■ **DIRECTIVE**:
Every entry needs to be reproduced exactly.

■ **DATA LISTING**:
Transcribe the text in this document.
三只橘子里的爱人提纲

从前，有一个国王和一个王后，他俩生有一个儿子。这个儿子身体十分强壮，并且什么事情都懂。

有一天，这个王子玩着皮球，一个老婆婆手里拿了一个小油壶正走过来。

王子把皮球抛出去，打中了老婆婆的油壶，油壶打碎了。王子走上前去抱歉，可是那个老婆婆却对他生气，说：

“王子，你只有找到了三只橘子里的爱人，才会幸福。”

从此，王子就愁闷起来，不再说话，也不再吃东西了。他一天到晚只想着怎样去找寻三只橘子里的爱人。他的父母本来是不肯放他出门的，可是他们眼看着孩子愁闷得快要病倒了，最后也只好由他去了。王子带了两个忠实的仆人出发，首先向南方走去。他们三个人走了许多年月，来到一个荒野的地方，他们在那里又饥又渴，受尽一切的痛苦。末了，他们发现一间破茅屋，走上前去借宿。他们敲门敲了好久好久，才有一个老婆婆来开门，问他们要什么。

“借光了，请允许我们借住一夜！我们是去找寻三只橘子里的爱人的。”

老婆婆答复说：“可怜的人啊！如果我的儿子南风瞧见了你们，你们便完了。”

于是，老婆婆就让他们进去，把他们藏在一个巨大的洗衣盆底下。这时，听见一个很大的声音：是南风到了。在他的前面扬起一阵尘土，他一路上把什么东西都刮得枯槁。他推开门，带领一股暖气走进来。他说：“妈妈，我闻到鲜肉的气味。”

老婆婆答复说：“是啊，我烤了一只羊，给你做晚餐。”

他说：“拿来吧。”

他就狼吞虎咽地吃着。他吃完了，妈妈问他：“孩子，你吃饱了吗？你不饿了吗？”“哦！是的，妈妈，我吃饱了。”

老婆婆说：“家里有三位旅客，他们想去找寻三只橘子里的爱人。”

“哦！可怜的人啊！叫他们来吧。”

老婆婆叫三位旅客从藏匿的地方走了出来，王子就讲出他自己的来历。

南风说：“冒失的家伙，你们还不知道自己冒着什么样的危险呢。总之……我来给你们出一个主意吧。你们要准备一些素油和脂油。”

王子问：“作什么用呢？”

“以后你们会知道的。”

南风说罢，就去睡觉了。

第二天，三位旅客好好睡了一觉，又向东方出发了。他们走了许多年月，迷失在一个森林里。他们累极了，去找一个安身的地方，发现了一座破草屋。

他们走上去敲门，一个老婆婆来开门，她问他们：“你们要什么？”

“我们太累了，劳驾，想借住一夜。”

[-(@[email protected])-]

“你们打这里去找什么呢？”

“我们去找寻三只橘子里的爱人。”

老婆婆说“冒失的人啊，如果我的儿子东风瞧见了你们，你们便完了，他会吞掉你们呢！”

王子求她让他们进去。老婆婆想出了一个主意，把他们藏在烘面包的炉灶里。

■ **FINAL RESULT**:
Transcribe the text in this document.
三只橘子里的爱人提纲

从前，有一个国王和一个王后，他俩生有一个儿子。这个儿子身体十分强壮，并且什么事情都懂。

有一天，这个王子玩着皮球，一个老婆婆手里拿了一个小油壶正走过来。

王子把皮球抛出去，打中了老婆婆的油壶，油壶打碎了。王子走上前去抱歉，可是那个老婆婆却对他生气，说：

“王子，你只有找到了三只橘子里的爱人，才会幸福。”

从此，王子就愁闷起来，不再说话，也不再吃东西了。他一天到晚只想着怎样去找寻三只橘子里的爱人。他的父母本来是不肯放他出门的，可是他们眼看着孩子愁闷得快要病倒了，最后也只好由他去了。王子带了两个忠实的仆人出发，首先向南方走去。他们三个人走了许多年月，来到一个荒野的地方，他们在那里又饥又渴，受尽一切的痛苦。末了，他们发现一间破茅屋，走上前去借宿。他们敲门敲了好久好久，才有一个老婆婆来开门，问他们要什么。

“借光了，请允许我们借住一夜！我们是去找寻三只橘子里的爱人的。”

老婆婆答复说：“可怜的人啊！如果我的儿子南风瞧见了你们，你们便完了。”

于是，老婆婆就让他们进去，把他们藏在一个巨大的洗衣盆底下。这时，听见一个很大的声音：是南风到了。在他的前面扬起一阵尘土，他一路上把什么东西都刮得枯槁。他推开门，带领一股暖气走进来。他说：“妈妈，我闻到鲜肉的气味。”

老婆婆答复说：“是啊，我烤了一只羊，给你做晚餐。”

他说：“拿来吧。”

他就狼吞虎咽地吃着。他吃完了，妈妈问他：“孩子，你吃饱了吗？你不饿了吗？”“哦！是的，妈妈，我吃饱了。”

老婆婆说：“家里有三位旅客，他们想去找寻三只橘子里的爱人。”

“哦！可怜的人啊！叫他们来吧。”

老婆婆叫三位旅客从藏匿的地方走了出来，王子就讲出他自己的来历。

南风说：“冒失的家伙，你们还不知道自己冒着什么样的危险呢。总之……我来给你们出一个主意吧。你们要准备一些素油和脂油。”

王子问：“作什么用呢？”

“以后你们会知道的。”

南风说罢，就去睡觉了。

第二天，三位旅客好好睡了一觉，又向东方出发了。他们走了许多年月，迷失在一个森林里。他们累极了，去找一个安身的地方，发现了一座破草屋。

他们走上去敲门，一个老婆婆来开门，她问他们：“你们要什么？”

“我们太累了，劳驾，想借住一夜。”

[-(@[email protected])-]

“你们打这里去找什么呢？”

“我们去找寻三只橘子里的爱人。”

老婆婆说“冒失的人啊，如果我的儿子东风瞧见了你们，你们便完了，他会吞掉你们呢！”

王子求她让他们进去。老婆婆想出了一个主意，把他们藏在烘面包的炉灶里。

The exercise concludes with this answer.